• [Dataset entries]:
○ ○ ○ ○

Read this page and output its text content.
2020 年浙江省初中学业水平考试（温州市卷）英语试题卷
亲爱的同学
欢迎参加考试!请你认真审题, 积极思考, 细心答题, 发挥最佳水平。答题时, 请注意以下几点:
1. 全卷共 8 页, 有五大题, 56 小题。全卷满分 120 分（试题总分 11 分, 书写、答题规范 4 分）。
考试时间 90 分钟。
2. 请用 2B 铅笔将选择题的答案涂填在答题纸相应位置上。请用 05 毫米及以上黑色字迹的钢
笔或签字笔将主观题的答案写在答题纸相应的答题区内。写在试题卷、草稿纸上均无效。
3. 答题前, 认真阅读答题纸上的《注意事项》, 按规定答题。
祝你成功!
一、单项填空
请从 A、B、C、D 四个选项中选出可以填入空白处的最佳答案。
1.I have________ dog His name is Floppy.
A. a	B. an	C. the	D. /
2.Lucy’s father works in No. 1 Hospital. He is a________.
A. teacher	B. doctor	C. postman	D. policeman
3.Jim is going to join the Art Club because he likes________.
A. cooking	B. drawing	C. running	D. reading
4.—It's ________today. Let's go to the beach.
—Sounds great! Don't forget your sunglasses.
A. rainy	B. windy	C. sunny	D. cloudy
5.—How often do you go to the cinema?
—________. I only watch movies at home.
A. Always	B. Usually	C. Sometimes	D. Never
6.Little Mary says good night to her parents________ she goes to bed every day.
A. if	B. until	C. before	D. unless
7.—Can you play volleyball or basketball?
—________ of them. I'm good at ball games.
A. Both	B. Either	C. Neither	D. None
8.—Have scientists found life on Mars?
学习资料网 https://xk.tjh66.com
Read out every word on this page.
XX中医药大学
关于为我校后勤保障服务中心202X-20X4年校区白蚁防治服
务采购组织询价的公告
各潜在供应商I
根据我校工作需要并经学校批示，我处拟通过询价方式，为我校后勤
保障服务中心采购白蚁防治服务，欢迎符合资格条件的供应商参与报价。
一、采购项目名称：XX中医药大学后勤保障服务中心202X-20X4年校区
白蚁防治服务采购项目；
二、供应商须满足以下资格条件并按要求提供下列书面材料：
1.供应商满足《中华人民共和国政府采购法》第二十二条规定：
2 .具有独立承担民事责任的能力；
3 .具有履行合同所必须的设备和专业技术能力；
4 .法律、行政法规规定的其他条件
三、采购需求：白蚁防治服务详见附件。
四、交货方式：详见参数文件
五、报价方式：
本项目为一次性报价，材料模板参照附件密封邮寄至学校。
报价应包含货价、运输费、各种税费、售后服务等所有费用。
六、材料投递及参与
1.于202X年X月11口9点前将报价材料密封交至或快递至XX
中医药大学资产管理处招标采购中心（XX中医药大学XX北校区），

○ ○ ○ ○

Your answer should be one number: how many lines in the material above contain the string "good".

• [Solution to this task]:
2